TASK TO COMPLETE
Copy out the whole passage on early Canadian research reactors at Chalk River, word for word.

[SOURCE PASSAGE Boundary: Start]

ZEEP (left), NRX (right) and NRU (back) reactors at Chalk River, 1954

In 1944, approval was given to proceed with the construction of the smaller ZEEP (Zero Energy Experimental Pile) test reactor at Chalk River Nuclear Laboratories in Ontario and on September 5, 1945, at 3:45 p.m., the 10-watt ZEEP achieved the first self-sustained nuclear reaction outside the United States.

In 1946, the Montreal Laboratory was closed, and the work continued at the Chalk River Nuclear Laboratories. Building partly on the experimental data obtained from ZEEP, the National Research Experimental (NRX)—a natural uranium, heavy water moderated research reactor—started up on July 22, 1947. It operated for 43 years, producing radioisotopes, undertaking fuels and materials development work for CANDU reactors, and providing neutrons for physics experiments. It was eventually joined in 1957 by the larger 200 megawatt (MW) National Research Universal reactor (NRU).

From 1967 to 1970, Canada also developed an experimental miniature nuclear reactor named SLOWPOKE (acronym for Safe LOW-POwer Kritical Experiment). The first prototype was assembled at Chalk River and many SLOWPOKEs were built, mainly for research. Two SLOWPOKEs are still in use in Canada; one in Kingston, Ontario; the one at École Polytechnique de Montréal has been running since 1976.

[SOURCE PASSAGE Boundary: End]
[GIVEN ENTRIES Boundary: Start]

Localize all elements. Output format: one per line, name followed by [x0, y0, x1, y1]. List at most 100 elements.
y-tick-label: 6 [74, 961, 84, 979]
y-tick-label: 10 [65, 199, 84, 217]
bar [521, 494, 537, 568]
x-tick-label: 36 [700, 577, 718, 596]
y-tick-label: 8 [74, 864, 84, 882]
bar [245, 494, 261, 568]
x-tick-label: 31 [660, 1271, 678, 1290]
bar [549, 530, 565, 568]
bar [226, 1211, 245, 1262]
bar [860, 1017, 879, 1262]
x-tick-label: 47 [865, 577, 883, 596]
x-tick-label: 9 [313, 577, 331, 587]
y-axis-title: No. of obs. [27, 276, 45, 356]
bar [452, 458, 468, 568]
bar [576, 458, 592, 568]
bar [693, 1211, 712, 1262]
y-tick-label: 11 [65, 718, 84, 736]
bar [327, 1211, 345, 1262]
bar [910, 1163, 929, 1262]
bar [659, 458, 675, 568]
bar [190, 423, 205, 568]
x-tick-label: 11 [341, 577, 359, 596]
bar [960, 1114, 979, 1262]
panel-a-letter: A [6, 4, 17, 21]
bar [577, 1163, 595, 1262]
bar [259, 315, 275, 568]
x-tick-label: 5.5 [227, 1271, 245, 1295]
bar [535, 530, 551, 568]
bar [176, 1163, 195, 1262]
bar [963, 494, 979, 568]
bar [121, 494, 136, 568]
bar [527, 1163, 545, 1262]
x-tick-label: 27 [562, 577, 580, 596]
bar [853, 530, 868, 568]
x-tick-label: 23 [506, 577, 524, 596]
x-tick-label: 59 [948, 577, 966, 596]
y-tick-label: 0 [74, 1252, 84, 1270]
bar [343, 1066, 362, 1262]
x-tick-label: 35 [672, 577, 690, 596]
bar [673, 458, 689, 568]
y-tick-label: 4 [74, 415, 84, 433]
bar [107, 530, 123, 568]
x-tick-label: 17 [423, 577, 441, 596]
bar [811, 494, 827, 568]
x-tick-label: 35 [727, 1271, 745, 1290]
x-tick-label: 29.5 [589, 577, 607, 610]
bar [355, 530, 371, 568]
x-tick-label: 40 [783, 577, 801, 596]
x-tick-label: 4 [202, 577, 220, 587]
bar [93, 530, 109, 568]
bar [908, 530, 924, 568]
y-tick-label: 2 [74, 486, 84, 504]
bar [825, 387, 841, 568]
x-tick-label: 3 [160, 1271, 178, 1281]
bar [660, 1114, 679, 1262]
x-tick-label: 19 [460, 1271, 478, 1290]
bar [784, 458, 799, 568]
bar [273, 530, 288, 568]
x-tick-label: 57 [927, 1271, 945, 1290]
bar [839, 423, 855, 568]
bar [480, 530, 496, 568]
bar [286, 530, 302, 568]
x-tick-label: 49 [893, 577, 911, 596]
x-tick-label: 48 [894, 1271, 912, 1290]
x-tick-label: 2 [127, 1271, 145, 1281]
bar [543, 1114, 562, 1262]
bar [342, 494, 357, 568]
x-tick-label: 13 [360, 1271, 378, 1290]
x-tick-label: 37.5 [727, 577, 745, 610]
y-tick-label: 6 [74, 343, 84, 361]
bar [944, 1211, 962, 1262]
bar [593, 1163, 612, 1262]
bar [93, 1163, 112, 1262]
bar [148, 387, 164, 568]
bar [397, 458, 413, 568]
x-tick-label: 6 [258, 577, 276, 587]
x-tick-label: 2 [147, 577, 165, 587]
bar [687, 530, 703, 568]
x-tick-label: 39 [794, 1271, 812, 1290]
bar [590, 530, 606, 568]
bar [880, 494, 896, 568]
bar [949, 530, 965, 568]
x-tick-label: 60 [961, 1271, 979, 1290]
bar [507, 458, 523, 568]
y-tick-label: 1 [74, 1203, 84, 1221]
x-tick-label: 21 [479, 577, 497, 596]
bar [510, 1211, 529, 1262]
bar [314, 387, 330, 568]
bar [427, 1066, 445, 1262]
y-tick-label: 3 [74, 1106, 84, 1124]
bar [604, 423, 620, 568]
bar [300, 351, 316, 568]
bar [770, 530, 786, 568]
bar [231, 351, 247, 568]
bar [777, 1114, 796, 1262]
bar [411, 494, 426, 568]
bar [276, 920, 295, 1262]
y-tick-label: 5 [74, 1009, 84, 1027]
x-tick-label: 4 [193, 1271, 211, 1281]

[GIVEN ENTRIES Boundary: End]

YOUR RESPONSE
ZEEP (left), NRX (right) and NRU (back) reactors at Chalk River, 1954

In 1944, approval was given to proceed with the construction of the smaller ZEEP (Zero Energy Experimental Pile) test reactor at Chalk River Nuclear Laboratories in Ontario and on September 5, 1945, at 3:45 p.m., the 10-watt ZEEP achieved the first self-sustained nuclear reaction outside the United States.

In 1946, the Montreal Laboratory was closed, and the work continued at the Chalk River Nuclear Laboratories. Building partly on the experimental data obtained from ZEEP, the National Research Experimental (NRX)—a natural uranium, heavy water moderated research reactor—started up on July 22, 1947. It operated for 43 years, producing radioisotopes, undertaking fuels and materials development work for CANDU reactors, and providing neutrons for physics experiments. It was eventually joined in 1957 by the larger 200 megawatt (MW) National Research Universal reactor (NRU).

From 1967 to 1970, Canada also developed an experimental miniature nuclear reactor named SLOWPOKE (acronym for Safe LOW-POwer Kritical Experiment). The first prototype was assembled at Chalk River and many SLOWPOKEs were built, mainly for research. Two SLOWPOKEs are still in use in Canada; one in Kingston, Ontario; the one at École Polytechnique de Montréal has been running since 1976.